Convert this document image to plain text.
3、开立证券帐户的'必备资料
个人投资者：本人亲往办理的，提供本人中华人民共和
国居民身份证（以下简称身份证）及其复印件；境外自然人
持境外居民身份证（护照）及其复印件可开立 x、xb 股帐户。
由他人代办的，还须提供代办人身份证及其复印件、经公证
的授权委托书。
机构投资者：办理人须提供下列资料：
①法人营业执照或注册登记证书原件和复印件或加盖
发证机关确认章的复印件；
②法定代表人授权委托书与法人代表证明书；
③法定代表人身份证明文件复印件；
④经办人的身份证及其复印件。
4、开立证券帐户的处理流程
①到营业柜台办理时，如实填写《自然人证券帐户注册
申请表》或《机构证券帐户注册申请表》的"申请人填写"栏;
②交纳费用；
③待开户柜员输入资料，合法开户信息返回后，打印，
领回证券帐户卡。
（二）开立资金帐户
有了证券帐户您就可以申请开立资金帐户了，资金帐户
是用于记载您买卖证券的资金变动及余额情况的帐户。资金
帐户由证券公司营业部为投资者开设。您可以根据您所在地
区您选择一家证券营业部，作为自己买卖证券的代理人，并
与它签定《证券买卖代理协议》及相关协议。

====

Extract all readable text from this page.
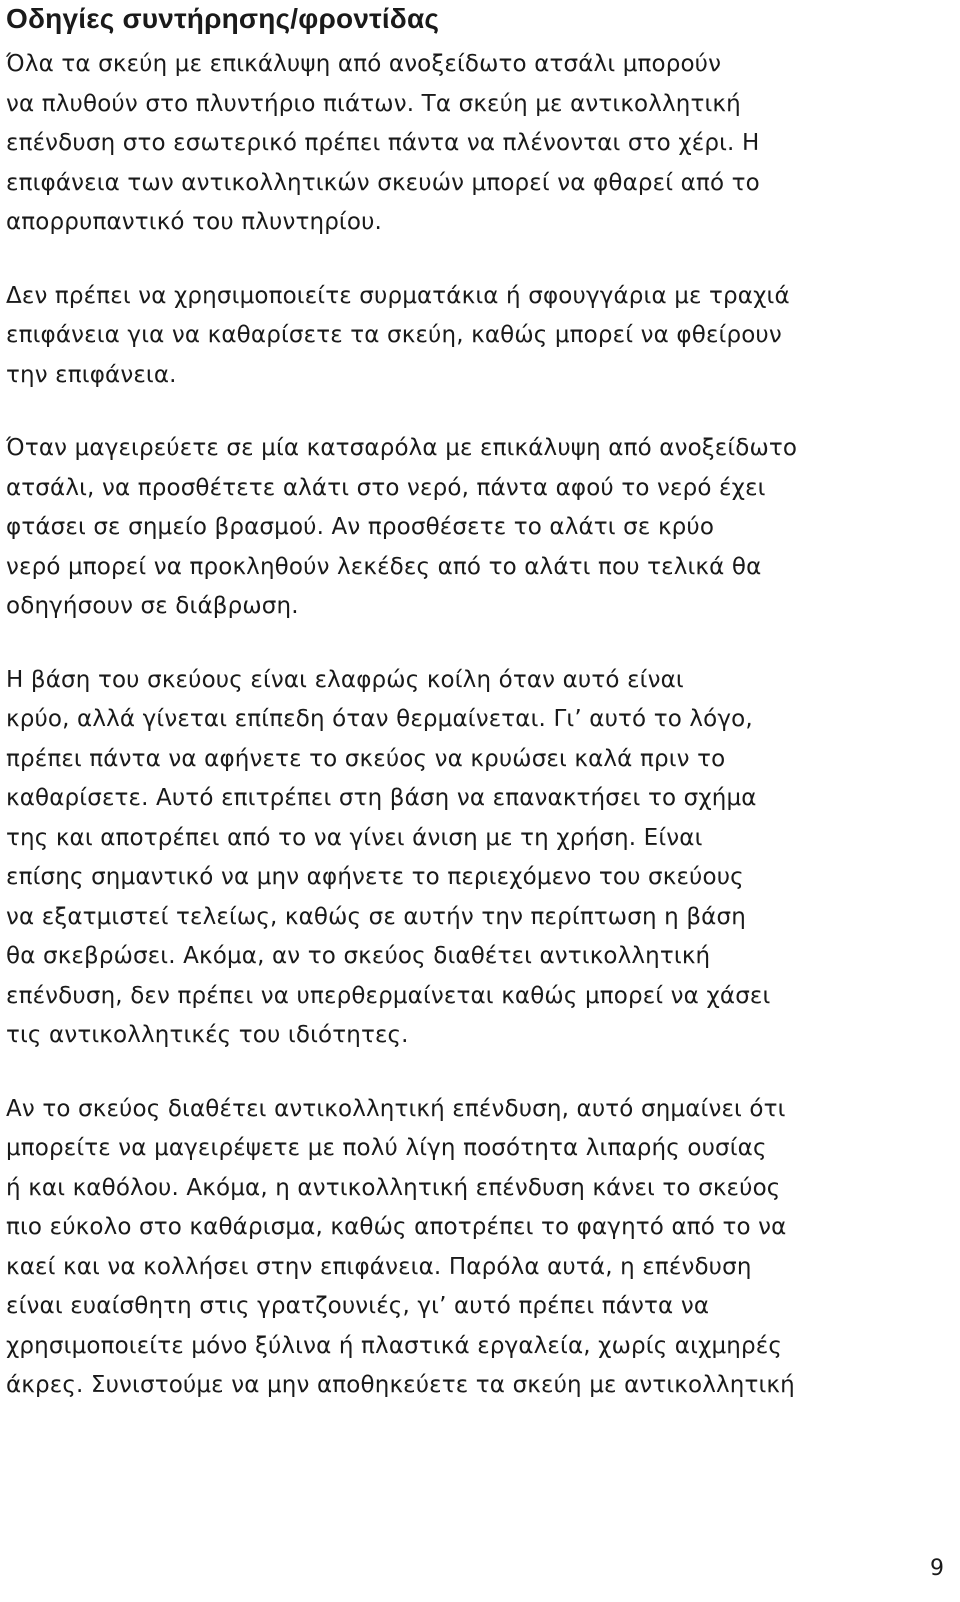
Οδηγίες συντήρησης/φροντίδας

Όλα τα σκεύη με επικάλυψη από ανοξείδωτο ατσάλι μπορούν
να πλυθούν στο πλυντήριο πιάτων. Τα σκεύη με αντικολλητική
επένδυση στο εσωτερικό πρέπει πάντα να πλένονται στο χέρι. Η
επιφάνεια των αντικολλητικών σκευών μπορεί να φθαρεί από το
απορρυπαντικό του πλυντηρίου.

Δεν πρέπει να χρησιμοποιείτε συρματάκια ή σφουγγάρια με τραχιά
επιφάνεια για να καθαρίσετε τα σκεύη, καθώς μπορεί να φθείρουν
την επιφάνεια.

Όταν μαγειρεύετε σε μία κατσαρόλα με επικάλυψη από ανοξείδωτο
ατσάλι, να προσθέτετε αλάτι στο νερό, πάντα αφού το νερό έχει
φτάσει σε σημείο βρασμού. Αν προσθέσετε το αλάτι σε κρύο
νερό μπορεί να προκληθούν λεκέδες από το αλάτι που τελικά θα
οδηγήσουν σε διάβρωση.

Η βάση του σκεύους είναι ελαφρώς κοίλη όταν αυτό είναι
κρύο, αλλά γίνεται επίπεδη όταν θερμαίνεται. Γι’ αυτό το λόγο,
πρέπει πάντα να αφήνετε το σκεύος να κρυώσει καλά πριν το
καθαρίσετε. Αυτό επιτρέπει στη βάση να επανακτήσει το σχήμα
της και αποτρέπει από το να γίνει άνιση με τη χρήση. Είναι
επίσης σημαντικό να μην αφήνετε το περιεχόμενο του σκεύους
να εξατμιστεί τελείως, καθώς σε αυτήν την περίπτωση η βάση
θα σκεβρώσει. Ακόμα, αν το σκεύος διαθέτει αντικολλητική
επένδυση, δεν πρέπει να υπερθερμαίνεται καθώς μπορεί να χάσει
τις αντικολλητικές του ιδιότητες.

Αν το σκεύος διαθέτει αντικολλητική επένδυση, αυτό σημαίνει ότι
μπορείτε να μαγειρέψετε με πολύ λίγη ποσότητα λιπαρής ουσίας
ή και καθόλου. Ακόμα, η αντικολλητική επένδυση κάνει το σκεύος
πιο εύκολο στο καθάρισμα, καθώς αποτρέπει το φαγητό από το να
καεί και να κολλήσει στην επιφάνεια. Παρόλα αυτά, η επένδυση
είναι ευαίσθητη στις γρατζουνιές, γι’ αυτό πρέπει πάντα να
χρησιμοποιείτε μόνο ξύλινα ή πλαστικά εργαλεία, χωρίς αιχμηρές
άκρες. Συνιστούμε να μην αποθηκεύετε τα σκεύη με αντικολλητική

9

====

Pick out all lines containing the string "αφήνετε".

πρέπει πάντα να αφήνετε το σκεύος να κρυώσει καλά πριν το
επίσης σημαντικό να μην αφήνετε το περιεχόμενο του σκεύους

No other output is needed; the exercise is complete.